### Exercise
Extract, from the listing that follows, each line containing the word "فقهی".

-- START Task material --

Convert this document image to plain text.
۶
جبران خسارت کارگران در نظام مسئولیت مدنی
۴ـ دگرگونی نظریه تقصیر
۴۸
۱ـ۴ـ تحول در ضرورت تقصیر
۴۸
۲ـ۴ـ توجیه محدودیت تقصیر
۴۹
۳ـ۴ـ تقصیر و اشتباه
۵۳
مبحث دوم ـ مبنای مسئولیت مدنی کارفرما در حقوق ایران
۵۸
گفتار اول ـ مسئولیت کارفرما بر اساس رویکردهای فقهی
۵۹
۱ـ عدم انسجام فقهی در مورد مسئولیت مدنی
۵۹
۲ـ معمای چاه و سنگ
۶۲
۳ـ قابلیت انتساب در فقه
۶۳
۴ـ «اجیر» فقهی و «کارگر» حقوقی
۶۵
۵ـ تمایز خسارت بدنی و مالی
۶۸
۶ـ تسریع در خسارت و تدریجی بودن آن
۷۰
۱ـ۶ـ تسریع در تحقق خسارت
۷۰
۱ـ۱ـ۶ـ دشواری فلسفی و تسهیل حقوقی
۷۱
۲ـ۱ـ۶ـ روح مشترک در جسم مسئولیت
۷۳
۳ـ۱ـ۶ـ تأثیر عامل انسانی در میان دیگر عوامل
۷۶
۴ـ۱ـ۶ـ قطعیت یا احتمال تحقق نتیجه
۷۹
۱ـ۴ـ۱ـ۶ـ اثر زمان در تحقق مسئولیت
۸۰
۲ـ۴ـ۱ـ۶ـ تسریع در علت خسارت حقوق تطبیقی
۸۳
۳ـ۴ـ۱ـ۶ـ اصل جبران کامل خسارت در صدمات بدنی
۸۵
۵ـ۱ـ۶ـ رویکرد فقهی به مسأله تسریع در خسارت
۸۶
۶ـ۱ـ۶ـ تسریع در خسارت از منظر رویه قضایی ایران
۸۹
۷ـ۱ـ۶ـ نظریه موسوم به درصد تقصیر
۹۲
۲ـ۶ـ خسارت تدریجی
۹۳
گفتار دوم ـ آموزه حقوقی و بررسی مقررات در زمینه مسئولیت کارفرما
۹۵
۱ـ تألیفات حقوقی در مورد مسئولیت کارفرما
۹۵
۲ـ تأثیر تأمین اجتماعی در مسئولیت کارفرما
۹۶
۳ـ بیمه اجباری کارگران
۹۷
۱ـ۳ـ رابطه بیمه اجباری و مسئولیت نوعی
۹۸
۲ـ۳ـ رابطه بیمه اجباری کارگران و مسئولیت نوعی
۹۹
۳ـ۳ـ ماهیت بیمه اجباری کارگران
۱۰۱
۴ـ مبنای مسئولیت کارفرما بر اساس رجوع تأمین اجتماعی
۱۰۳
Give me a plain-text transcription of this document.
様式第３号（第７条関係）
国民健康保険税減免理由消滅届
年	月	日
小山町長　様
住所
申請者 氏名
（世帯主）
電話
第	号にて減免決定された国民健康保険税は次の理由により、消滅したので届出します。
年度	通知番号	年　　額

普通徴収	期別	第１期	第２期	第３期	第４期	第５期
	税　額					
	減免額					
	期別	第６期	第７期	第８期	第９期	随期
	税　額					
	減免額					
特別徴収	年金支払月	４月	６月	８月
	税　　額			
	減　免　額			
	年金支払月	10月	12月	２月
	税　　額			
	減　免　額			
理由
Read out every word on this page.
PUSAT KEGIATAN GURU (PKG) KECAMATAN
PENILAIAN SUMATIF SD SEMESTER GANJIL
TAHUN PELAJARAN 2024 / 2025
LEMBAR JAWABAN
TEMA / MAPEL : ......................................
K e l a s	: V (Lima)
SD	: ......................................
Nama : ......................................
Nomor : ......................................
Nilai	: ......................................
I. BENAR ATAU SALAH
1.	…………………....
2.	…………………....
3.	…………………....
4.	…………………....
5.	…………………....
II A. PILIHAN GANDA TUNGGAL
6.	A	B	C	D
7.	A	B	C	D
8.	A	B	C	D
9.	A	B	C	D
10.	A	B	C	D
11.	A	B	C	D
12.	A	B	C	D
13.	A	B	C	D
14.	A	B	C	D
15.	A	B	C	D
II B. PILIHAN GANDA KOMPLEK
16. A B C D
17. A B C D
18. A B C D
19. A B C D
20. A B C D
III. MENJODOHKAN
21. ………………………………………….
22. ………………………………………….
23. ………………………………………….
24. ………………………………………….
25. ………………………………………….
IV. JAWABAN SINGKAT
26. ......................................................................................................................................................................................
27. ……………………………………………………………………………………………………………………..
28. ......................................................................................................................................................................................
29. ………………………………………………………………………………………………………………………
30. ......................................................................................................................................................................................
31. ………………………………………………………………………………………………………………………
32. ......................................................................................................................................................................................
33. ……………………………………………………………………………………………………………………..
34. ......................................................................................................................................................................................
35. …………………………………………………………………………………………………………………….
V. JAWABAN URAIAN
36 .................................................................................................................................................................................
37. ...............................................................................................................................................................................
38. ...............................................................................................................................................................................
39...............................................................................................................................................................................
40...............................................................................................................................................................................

-- END Task material --

### Exercise output
گفتار اول ـ مسئولیت کارفرما بر اساس رویکردهای فقهی
۱ـ عدم انسجام فقهی در مورد مسئولیت مدنی
۴ـ «اجیر» فقهی و «کارگر» حقوقی
۵ـ۱ـ۶ـ رویکرد فقهی به مسأله تسریع در خسارت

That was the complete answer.